__RECORD LIST__
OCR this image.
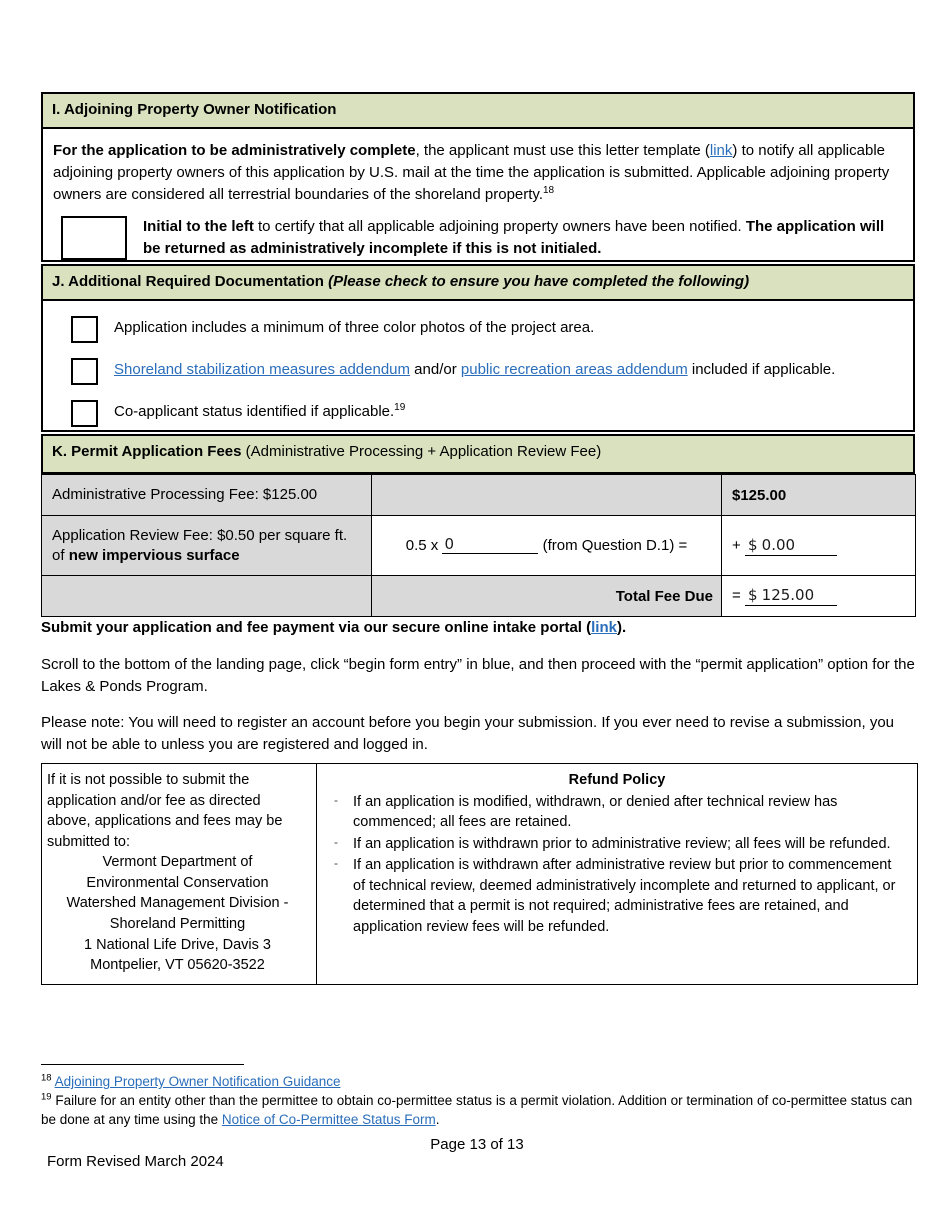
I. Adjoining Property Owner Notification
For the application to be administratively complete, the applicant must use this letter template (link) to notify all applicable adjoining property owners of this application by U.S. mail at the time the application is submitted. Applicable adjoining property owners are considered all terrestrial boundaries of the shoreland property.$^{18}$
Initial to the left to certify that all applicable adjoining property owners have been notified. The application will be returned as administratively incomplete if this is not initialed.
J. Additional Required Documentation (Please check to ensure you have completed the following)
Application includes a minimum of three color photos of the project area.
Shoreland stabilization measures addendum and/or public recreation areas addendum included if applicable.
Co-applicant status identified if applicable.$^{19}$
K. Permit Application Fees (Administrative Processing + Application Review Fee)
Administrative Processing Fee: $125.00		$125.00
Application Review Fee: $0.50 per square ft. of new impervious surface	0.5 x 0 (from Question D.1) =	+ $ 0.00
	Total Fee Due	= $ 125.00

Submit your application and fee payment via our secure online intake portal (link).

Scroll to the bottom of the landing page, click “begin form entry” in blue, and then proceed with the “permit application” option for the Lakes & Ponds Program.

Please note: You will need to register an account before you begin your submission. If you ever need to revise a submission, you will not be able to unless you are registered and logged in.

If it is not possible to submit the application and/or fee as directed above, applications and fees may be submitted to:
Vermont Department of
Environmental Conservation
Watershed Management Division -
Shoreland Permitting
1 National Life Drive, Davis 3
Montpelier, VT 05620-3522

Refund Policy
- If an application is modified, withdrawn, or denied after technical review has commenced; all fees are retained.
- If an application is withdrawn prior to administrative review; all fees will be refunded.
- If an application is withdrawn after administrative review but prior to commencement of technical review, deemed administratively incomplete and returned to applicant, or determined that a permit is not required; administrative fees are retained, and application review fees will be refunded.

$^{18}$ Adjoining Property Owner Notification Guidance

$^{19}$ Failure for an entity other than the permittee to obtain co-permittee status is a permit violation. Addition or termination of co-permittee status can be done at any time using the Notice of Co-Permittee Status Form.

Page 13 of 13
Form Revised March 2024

--

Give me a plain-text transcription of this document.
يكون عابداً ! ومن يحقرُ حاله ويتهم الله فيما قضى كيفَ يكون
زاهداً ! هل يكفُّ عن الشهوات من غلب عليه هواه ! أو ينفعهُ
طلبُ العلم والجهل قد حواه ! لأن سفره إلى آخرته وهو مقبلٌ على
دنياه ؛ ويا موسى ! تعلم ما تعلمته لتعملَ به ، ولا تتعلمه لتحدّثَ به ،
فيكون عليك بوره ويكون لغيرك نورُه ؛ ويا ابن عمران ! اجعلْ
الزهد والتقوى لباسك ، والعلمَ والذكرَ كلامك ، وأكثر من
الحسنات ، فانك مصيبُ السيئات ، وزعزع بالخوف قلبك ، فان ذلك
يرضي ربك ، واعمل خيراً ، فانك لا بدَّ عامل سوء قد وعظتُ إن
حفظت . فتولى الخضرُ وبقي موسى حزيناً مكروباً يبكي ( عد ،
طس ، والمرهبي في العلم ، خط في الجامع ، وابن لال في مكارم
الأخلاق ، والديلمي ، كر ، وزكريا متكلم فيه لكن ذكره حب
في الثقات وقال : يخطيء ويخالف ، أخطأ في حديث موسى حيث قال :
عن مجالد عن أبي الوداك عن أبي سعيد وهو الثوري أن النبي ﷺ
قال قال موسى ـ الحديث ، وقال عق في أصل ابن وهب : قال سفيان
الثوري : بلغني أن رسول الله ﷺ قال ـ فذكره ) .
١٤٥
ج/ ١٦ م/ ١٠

__SET EXERCISE__
Pull every line containing "have" from the data.

__RESPONSE TO THIS EXERCISE__
Initial to the left to certify that all applicable adjoining property owners have been notified. The application will be returned as administratively incomplete if this is not initialed.
J. Additional Required Documentation (Please check to ensure you have completed the following)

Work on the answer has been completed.